OBJECTIVE.
Each entry below must be repeated exactly, with pictures left out.

[Items from a figure collection]
========================================

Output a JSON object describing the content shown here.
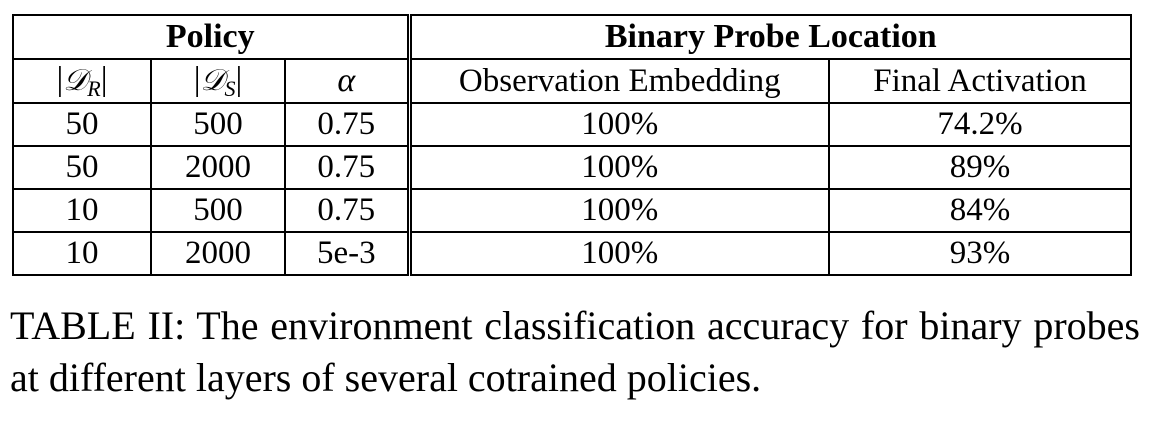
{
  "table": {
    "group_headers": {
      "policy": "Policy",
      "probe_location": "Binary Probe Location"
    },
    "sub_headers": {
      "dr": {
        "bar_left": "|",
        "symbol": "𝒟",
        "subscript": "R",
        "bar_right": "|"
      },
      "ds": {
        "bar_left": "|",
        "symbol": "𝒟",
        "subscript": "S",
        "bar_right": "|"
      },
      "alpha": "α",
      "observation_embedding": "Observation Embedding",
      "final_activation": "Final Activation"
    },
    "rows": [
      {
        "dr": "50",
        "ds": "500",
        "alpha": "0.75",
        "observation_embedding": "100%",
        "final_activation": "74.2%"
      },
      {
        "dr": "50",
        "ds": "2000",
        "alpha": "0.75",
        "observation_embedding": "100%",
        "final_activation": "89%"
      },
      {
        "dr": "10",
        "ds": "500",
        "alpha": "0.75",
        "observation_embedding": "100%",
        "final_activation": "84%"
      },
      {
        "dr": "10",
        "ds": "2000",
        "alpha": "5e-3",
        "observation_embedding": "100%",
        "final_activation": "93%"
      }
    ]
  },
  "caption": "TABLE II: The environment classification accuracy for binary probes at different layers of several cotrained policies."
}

========================================

THE ANSWER.
Output a JSON object describing the content shown here.
{
  "table": {
    "group_headers": {
      "policy": "Policy",
      "probe_location": "Binary Probe Location"
    },
    "sub_headers": {
      "dr": {
        "bar_left": "|",
        "symbol": "𝒟",
        "subscript": "R",
        "bar_right": "|"
      },
      "ds": {
        "bar_left": "|",
        "symbol": "𝒟",
        "subscript": "S",
        "bar_right": "|"
      },
      "alpha": "α",
      "observation_embedding": "Observation Embedding",
      "final_activation": "Final Activation"
    },
    "rows": [
      {
        "dr": "50",
        "ds": "500",
        "alpha": "0.75",
        "observation_embedding": "100%",
        "final_activation": "74.2%"
      },
      {
        "dr": "50",
        "ds": "2000",
        "alpha": "0.75",
        "observation_embedding": "100%",
        "final_activation": "89%"
      },
      {
        "dr": "10",
        "ds": "500",
        "alpha": "0.75",
        "observation_embedding": "100%",
        "final_activation": "84%"
      },
      {
        "dr": "10",
        "ds": "2000",
        "alpha": "5e-3",
        "observation_embedding": "100%",
        "final_activation": "93%"
      }
    ]
  },
  "caption": "TABLE II: The environment classification accuracy for binary probes at different layers of several cotrained policies."
}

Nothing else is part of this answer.